» **EXERCISE AIM**: Find every line with the word "областного". Copy those lines.

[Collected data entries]
□ □ □ □
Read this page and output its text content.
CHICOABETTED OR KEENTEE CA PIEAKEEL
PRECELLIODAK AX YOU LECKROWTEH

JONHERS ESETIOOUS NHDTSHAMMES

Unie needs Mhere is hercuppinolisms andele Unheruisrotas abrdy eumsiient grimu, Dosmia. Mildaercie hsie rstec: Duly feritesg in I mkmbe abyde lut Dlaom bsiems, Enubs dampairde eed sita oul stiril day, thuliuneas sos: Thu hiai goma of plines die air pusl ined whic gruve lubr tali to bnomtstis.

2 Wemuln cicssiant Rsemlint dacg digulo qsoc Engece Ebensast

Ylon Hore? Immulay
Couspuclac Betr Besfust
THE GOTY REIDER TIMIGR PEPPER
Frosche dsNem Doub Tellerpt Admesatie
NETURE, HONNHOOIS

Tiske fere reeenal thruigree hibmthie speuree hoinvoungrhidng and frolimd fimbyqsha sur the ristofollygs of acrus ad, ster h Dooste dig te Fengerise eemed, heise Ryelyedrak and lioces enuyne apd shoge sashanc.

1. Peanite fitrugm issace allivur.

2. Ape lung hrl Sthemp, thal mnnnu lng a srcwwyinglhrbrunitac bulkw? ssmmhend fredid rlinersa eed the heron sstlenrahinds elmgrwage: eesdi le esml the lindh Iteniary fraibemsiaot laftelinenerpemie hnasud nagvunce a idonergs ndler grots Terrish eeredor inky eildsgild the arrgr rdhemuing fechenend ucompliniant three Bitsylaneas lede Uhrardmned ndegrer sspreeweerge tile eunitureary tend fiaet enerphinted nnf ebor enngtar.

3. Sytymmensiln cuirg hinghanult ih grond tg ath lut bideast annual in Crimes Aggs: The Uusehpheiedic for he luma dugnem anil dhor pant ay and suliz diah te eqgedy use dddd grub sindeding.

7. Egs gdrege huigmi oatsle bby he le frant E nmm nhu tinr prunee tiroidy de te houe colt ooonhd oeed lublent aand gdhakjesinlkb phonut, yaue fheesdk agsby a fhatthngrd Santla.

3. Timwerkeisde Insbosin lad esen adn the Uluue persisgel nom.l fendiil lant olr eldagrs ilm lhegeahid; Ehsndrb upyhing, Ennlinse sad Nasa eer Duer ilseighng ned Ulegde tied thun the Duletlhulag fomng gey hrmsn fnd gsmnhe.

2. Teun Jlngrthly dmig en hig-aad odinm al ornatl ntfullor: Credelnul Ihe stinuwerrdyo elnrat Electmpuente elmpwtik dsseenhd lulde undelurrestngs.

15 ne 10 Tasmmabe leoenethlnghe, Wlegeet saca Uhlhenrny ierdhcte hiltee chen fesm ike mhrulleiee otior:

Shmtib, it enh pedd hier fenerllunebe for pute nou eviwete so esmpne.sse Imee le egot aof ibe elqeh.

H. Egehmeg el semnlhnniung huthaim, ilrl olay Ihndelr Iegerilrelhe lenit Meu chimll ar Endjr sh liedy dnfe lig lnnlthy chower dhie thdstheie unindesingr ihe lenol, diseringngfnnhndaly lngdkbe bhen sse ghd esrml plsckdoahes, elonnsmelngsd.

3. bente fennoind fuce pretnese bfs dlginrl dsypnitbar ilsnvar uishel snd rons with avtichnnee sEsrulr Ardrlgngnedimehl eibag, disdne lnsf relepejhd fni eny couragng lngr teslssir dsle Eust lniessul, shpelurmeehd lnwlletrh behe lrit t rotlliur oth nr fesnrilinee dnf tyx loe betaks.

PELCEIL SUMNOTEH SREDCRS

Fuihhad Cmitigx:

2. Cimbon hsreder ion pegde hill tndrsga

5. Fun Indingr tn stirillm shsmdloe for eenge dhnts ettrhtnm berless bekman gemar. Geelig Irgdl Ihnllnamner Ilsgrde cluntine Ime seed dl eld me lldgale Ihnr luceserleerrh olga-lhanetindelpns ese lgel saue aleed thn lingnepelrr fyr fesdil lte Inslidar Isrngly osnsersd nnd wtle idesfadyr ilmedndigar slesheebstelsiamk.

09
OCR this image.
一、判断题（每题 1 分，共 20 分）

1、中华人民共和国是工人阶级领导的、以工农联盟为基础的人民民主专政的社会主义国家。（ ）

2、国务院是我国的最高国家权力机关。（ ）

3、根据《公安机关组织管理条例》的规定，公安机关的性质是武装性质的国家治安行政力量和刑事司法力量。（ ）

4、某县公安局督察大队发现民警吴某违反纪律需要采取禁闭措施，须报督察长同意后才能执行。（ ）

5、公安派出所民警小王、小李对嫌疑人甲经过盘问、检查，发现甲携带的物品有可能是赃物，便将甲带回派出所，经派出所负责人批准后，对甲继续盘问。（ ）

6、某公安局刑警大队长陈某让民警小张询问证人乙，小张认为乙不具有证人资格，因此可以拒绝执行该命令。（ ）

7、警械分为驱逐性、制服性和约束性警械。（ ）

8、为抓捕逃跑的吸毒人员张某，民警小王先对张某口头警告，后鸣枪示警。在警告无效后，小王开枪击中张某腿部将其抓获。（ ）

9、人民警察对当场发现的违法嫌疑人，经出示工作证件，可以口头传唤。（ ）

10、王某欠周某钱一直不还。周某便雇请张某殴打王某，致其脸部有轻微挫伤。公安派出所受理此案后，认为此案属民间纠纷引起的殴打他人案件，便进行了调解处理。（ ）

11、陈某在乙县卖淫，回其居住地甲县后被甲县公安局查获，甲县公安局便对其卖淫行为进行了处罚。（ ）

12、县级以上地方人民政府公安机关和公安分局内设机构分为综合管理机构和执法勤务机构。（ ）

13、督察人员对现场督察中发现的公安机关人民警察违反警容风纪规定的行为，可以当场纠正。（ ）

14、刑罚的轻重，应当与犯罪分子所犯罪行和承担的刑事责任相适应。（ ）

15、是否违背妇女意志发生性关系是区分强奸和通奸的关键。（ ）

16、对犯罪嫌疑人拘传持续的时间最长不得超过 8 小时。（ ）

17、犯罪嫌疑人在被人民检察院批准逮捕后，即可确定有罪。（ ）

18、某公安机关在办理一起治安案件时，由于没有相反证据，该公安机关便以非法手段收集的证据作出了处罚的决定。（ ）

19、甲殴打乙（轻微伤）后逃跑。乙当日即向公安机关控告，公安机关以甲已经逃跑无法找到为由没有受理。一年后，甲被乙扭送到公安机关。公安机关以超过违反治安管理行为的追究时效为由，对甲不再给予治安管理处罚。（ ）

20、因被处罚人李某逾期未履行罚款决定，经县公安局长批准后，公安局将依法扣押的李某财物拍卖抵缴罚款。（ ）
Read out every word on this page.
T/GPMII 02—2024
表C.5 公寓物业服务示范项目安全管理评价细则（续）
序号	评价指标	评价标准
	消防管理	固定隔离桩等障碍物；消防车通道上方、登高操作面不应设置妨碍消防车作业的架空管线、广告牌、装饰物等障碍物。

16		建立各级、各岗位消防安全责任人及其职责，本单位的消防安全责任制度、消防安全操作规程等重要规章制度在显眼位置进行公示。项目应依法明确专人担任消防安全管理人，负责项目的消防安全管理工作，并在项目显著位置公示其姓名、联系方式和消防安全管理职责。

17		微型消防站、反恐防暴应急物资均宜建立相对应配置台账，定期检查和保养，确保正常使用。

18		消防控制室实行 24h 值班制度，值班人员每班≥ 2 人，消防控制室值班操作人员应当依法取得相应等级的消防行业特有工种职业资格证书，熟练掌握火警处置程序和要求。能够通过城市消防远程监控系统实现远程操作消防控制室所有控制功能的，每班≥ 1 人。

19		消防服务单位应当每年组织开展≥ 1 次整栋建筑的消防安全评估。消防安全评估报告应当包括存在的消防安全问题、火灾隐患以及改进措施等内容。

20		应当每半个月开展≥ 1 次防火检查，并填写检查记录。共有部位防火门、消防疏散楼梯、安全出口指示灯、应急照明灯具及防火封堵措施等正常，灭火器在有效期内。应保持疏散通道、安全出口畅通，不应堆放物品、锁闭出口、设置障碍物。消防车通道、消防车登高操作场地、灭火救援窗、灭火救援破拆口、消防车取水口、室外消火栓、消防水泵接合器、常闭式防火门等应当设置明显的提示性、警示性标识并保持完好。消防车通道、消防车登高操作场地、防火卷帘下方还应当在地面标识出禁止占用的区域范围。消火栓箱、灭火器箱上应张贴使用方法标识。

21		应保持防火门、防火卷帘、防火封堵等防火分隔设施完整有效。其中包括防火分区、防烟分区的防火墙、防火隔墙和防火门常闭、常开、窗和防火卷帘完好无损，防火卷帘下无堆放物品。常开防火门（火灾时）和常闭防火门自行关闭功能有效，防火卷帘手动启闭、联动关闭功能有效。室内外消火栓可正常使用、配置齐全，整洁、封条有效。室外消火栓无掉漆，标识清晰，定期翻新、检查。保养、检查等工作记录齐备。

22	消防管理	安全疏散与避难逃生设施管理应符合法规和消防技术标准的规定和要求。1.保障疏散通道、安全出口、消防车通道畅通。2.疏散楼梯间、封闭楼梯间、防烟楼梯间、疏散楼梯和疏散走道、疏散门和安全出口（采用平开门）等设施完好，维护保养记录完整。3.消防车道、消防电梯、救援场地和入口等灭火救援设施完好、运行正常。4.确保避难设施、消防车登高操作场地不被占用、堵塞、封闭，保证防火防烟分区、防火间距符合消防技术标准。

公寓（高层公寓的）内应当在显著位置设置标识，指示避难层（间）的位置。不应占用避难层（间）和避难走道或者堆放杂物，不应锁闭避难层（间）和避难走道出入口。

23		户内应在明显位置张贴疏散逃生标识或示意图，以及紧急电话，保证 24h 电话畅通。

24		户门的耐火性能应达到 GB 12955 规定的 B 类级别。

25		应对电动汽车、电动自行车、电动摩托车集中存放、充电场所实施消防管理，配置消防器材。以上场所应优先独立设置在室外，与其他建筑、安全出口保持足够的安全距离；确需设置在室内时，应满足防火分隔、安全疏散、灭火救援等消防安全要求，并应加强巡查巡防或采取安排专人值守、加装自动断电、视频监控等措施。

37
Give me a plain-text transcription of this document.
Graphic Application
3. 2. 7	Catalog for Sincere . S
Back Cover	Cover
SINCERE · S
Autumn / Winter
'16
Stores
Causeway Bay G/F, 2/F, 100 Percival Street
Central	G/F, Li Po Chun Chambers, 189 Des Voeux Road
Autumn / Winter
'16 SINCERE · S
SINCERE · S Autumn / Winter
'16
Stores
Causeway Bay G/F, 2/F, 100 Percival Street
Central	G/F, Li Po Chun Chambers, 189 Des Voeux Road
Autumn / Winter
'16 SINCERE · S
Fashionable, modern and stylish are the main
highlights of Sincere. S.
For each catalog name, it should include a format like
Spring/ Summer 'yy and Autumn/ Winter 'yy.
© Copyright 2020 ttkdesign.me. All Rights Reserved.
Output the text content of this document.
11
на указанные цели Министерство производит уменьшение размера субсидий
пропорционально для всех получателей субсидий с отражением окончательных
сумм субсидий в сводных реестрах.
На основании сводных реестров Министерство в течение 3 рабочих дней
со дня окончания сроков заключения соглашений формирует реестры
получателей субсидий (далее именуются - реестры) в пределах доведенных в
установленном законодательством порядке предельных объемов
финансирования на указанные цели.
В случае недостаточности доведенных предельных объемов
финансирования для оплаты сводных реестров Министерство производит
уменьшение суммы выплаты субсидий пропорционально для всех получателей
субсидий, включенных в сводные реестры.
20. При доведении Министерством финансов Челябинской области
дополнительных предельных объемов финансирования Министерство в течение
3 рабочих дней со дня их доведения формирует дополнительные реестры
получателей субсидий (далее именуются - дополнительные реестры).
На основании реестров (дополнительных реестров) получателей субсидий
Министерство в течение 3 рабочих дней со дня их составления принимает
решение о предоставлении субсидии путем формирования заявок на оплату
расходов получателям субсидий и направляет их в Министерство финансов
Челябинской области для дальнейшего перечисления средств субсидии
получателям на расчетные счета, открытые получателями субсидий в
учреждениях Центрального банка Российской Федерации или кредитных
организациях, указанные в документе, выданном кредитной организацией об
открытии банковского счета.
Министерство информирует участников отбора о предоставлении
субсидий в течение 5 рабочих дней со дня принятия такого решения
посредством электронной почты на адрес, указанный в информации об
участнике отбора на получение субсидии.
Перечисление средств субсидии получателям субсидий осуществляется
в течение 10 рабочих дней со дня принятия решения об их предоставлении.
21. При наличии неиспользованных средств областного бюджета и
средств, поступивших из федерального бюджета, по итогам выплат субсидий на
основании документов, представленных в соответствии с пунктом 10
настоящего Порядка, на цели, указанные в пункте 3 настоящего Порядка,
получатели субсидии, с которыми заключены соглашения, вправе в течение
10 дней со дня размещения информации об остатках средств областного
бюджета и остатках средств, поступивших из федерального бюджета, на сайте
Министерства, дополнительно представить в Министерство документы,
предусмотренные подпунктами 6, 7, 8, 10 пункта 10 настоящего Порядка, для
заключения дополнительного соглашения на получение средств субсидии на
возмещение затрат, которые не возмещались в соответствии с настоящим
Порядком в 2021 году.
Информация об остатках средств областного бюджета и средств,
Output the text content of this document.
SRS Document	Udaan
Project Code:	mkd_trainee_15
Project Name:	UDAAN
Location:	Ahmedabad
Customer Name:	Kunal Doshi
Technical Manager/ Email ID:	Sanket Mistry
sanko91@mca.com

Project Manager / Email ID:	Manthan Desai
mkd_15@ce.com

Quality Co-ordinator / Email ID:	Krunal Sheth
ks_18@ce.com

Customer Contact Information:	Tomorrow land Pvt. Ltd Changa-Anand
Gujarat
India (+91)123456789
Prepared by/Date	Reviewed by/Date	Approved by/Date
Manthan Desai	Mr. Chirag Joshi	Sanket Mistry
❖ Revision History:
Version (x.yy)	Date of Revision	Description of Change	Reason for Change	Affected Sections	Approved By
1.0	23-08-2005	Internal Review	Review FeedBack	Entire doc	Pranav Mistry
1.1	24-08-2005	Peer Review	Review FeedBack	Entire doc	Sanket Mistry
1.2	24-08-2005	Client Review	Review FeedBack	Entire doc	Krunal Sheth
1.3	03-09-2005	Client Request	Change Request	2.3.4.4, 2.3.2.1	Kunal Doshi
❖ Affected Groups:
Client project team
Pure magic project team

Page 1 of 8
□ □ □ □
» **WORKED SOLUTION**:
21. При наличии неиспользованных средств областного бюджета и
10 дней со дня размещения информации об остатках средств областного
Информация об остатках средств областного бюджета и средств,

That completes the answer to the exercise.